In the copy, include every entry exactly but none of the images.

** begin Supplied data **

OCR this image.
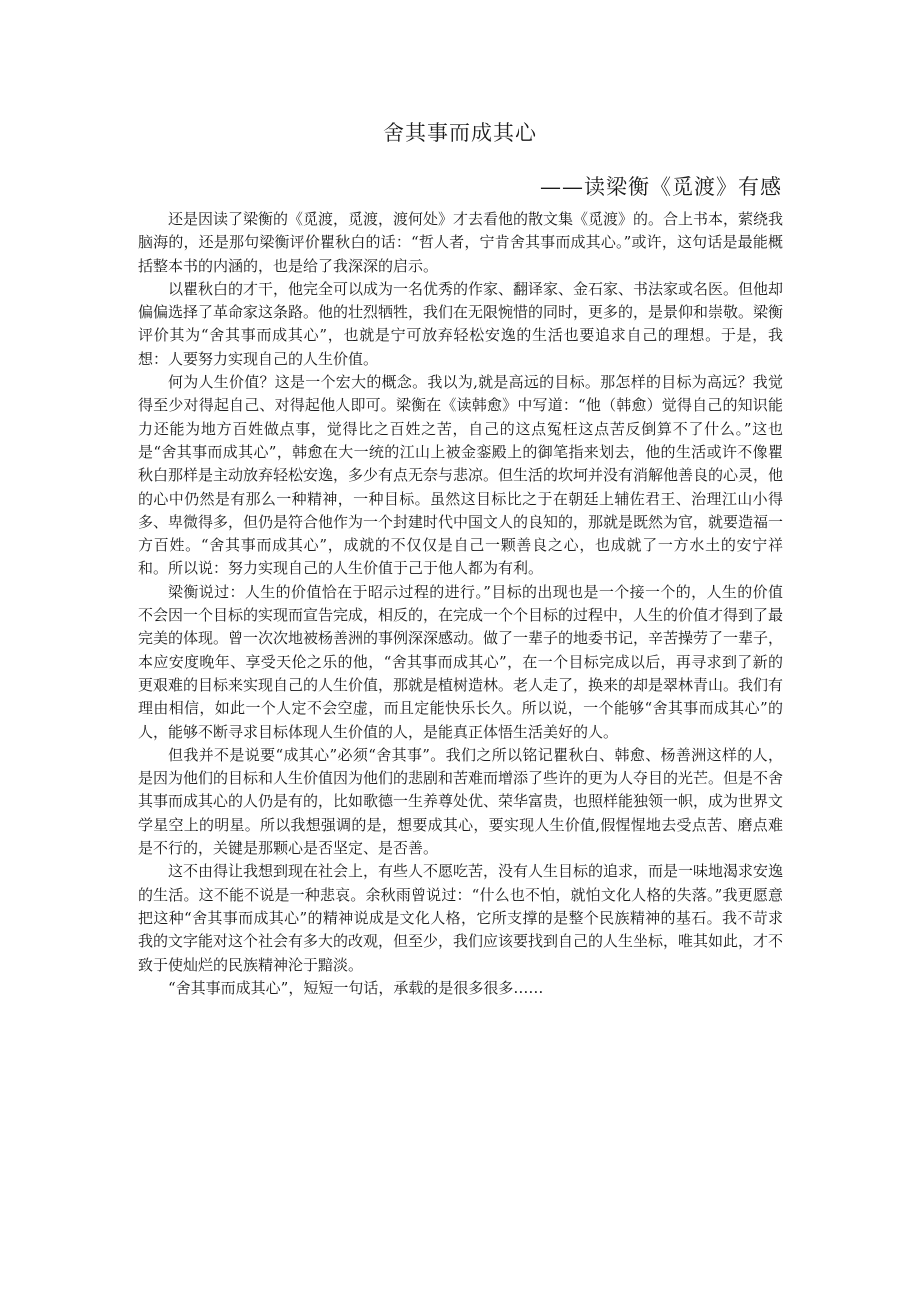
舍其事而成其心
——读梁衡《觅渡》有感

还是因读了梁衡的《觅渡，觅渡，渡何处》才去看他的散文集《觅渡》的。合上书本，萦绕我脑海的，还是那句梁衡评价瞿秋白的话：“哲人者，宁肯舍其事而成其心。”或许，这句话是最能概括整本书的内涵的，也是给了我深深的启示。

以瞿秋白的才干，他完全可以成为一名优秀的作家、翻译家、金石家、书法家或名医。但他却偏偏选择了革命家这条路。他的壮烈牺牲，我们在无限惋惜的同时，更多的，是景仰和崇敬。梁衡评价其为“舍其事而成其心”，也就是宁可放弃轻松安逸的生活也要追求自己的理想。于是，我想：人要努力实现自己的人生价值。

何为人生价值？这是一个宏大的概念。我以为,就是高远的目标。那怎样的目标为高远？我觉得至少对得起自己、对得起他人即可。梁衡在《读韩愈》中写道：“他（韩愈）觉得自己的知识能力还能为地方百姓做点事，觉得比之百姓之苦，自己的这点冤枉这点苦反倒算不了什么。”这也是“舍其事而成其心”，韩愈在大一统的江山上被金銮殿上的御笔指来划去，他的生活或许不像瞿秋白那样是主动放弃轻松安逸，多少有点无奈与悲凉。但生活的坎坷并没有消解他善良的心灵，他的心中仍然是有那么一种精神，一种目标。虽然这目标比之于在朝廷上辅佐君王、治理江山小得多、卑微得多，但仍是符合他作为一个封建时代中国文人的良知的，那就是既然为官，就要造福一方百姓。“舍其事而成其心”，成就的不仅仅是自己一颗善良之心，也成就了一方水土的安宁祥和。所以说：努力实现自己的人生价值于己于他人都为有利。

梁衡说过：人生的价值恰在于昭示过程的进行。”目标的出现也是一个接一个的，人生的价值不会因一个目标的实现而宣告完成，相反的，在完成一个个目标的过程中，人生的价值才得到了最完美的体现。曾一次次地被杨善洲的事例深深感动。做了一辈子的地委书记，辛苦操劳了一辈子，本应安度晚年、享受天伦之乐的他，“舍其事而成其心”，在一个目标完成以后，再寻求到了新的更艰难的目标来实现自己的人生价值，那就是植树造林。老人走了，换来的却是翠林青山。我们有理由相信，如此一个人定不会空虚，而且定能快乐长久。所以说，一个能够“舍其事而成其心”的人，能够不断寻求目标体现人生价值的人，是能真正体悟生活美好的人。

但我并不是说要“成其心”必须“舍其事”。我们之所以铭记瞿秋白、韩愈、杨善洲这样的人，是因为他们的目标和人生价值因为他们的悲剧和苦难而增添了些许的更为人夺目的光芒。但是不舍其事而成其心的人仍是有的，比如歌德一生养尊处优、荣华富贵，也照样能独领一帜，成为世界文学星空上的明星。所以我想强调的是，想要成其心，要实现人生价值,假惺惺地去受点苦、磨点难是不行的，关键是那颗心是否坚定、是否善。

这不由得让我想到现在社会上，有些人不愿吃苦，没有人生目标的追求，而是一味地渴求安逸的生活。这不能不说是一种悲哀。余秋雨曾说过：“什么也不怕，就怕文化人格的失落。”我更愿意把这种“舍其事而成其心”的精神说成是文化人格，它所支撑的是整个民族精神的基石。我不苛求我的文字能对这个社会有多大的改观，但至少，我们应该要找到自己的人生坐标，唯其如此，才不致于使灿烂的民族精神沦于黯淡。

“舍其事而成其心”，短短一句话，承载的是很多很多……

** end Supplied data **

Exercise result.
OCR this image.
舍其事而成其心
——读梁衡《觅渡》有感

还是因读了梁衡的《觅渡，觅渡，渡何处》才去看他的散文集《觅渡》的。合上书本，萦绕我脑海的，还是那句梁衡评价瞿秋白的话：“哲人者，宁肯舍其事而成其心。”或许，这句话是最能概括整本书的内涵的，也是给了我深深的启示。

以瞿秋白的才干，他完全可以成为一名优秀的作家、翻译家、金石家、书法家或名医。但他却偏偏选择了革命家这条路。他的壮烈牺牲，我们在无限惋惜的同时，更多的，是景仰和崇敬。梁衡评价其为“舍其事而成其心”，也就是宁可放弃轻松安逸的生活也要追求自己的理想。于是，我想：人要努力实现自己的人生价值。

何为人生价值？这是一个宏大的概念。我以为,就是高远的目标。那怎样的目标为高远？我觉得至少对得起自己、对得起他人即可。梁衡在《读韩愈》中写道：“他（韩愈）觉得自己的知识能力还能为地方百姓做点事，觉得比之百姓之苦，自己的这点冤枉这点苦反倒算不了什么。”这也是“舍其事而成其心”，韩愈在大一统的江山上被金銮殿上的御笔指来划去，他的生活或许不像瞿秋白那样是主动放弃轻松安逸，多少有点无奈与悲凉。但生活的坎坷并没有消解他善良的心灵，他的心中仍然是有那么一种精神，一种目标。虽然这目标比之于在朝廷上辅佐君王、治理江山小得多、卑微得多，但仍是符合他作为一个封建时代中国文人的良知的，那就是既然为官，就要造福一方百姓。“舍其事而成其心”，成就的不仅仅是自己一颗善良之心，也成就了一方水土的安宁祥和。所以说：努力实现自己的人生价值于己于他人都为有利。

梁衡说过：人生的价值恰在于昭示过程的进行。”目标的出现也是一个接一个的，人生的价值不会因一个目标的实现而宣告完成，相反的，在完成一个个目标的过程中，人生的价值才得到了最完美的体现。曾一次次地被杨善洲的事例深深感动。做了一辈子的地委书记，辛苦操劳了一辈子，本应安度晚年、享受天伦之乐的他，“舍其事而成其心”，在一个目标完成以后，再寻求到了新的更艰难的目标来实现自己的人生价值，那就是植树造林。老人走了，换来的却是翠林青山。我们有理由相信，如此一个人定不会空虚，而且定能快乐长久。所以说，一个能够“舍其事而成其心”的人，能够不断寻求目标体现人生价值的人，是能真正体悟生活美好的人。

但我并不是说要“成其心”必须“舍其事”。我们之所以铭记瞿秋白、韩愈、杨善洲这样的人，是因为他们的目标和人生价值因为他们的悲剧和苦难而增添了些许的更为人夺目的光芒。但是不舍其事而成其心的人仍是有的，比如歌德一生养尊处优、荣华富贵，也照样能独领一帜，成为世界文学星空上的明星。所以我想强调的是，想要成其心，要实现人生价值,假惺惺地去受点苦、磨点难是不行的，关键是那颗心是否坚定、是否善。

这不由得让我想到现在社会上，有些人不愿吃苦，没有人生目标的追求，而是一味地渴求安逸的生活。这不能不说是一种悲哀。余秋雨曾说过：“什么也不怕，就怕文化人格的失落。”我更愿意把这种“舍其事而成其心”的精神说成是文化人格，它所支撑的是整个民族精神的基石。我不苛求我的文字能对这个社会有多大的改观，但至少，我们应该要找到自己的人生坐标，唯其如此，才不致于使灿烂的民族精神沦于黯淡。

“舍其事而成其心”，短短一句话，承载的是很多很多……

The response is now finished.